• [Selected text]
---*---
Mapping Basic OpenCL™ Concepts to the Intel® Many Integrated Core Architecture

The execution order of work-items within a work-group, as well as the execution order of work-groups, is implementation-specific. When launching the kernel for execution, the host code defines the grid dimensions, or the global work size. The host code can also define the partitioning to work-groups or leave it to the implementation.

Intel® Many Integrated Core Architecture (Intel® MIC Architecture) combines many cores onto a single chip. Each core runs four hardware threads. Still these cores/threads of one coprocessor constitute a single OpenCL™ device. Separate hardware threads are OpenCL compute units.

The OpenCL standard basic data parallelism enables kernel to execute concurrently on multiple work-items. Intel Xeon Phi™ coprocessor based on the Intel MIC Architecture provides performance acceleration using Single Instruction Multiple Data (SIMD) instruction set. Benefitting from automatic vectorization, which enables processing multiple work-items with SIMD is a key of achieving good performance at a work-group level.

When using SIMD instructions, vector registers store a group of data elements of the same data type, such as float or int. The number of data elements that fit in one register depends on the data type width, for example: Intel® Xeon® processor (formerly known Intel® processor code name Skylake) offers vector register width of 512 bits. Each vector register (zmm) can store sixteen float (or alternatively eight double) or again sixteen 32-bit integer numbers, and these are the most natural data types to work with Intel Xeon processor. Smaller data types still are also processed by 16 elements at a time plus some conversions to be involved.
---*---
• [Data shown]
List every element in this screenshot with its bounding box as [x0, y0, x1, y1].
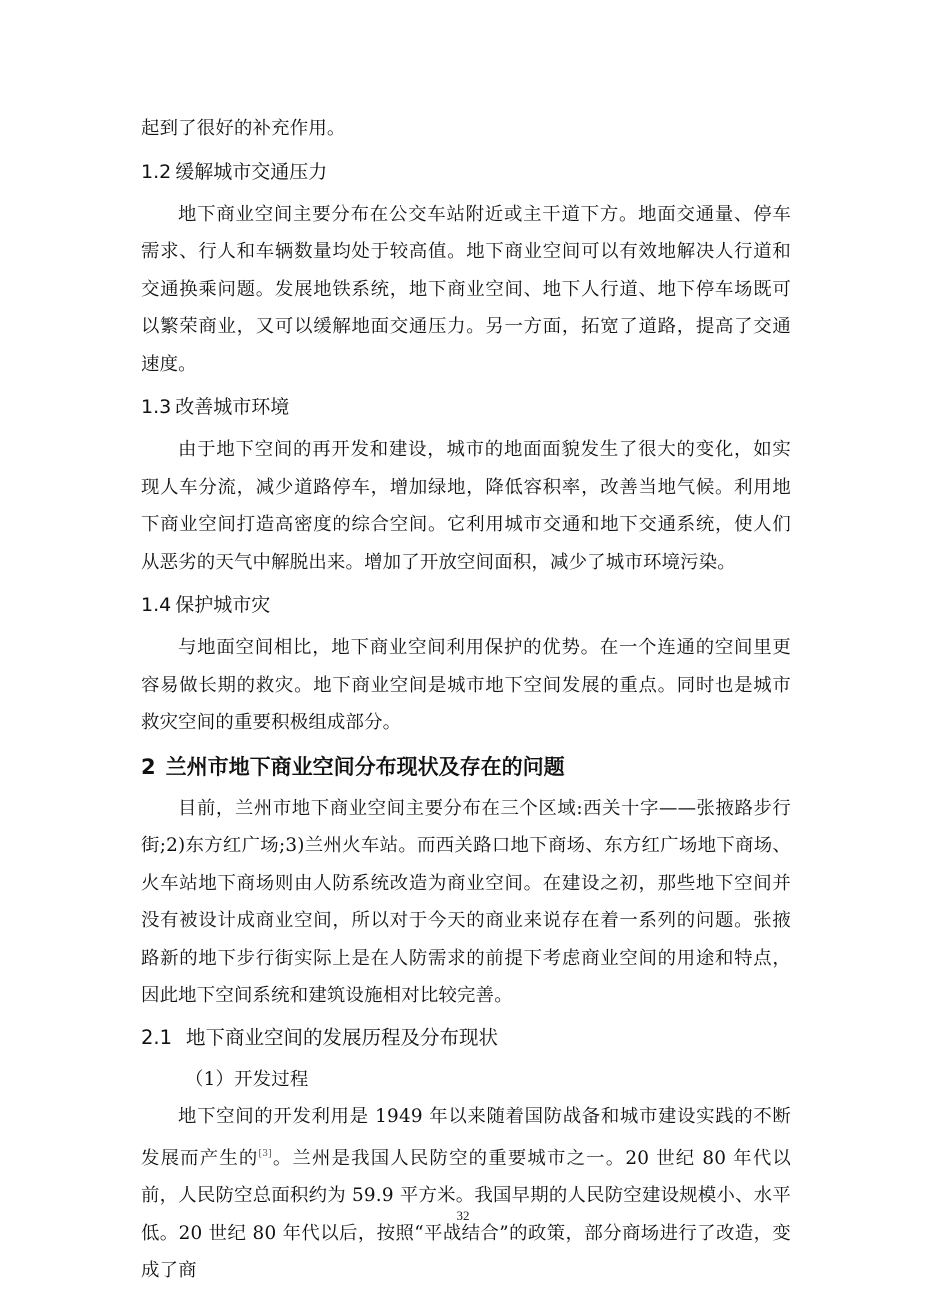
---*---
From the OpenCL mapping text, reproduce word for word the part that opens with the words containing "The OpenCL standard" and closes with "a work-group level.".

The OpenCL standard basic data parallelism enables kernel to execute concurrently on multiple work-items. Intel Xeon Phi™ coprocessor based on the Intel MIC Architecture provides performance acceleration using Single Instruction Multiple Data (SIMD) instruction set. Benefitting from automatic vectorization, which enables processing multiple work-items with SIMD is a key of achieving good performance at a work-group level.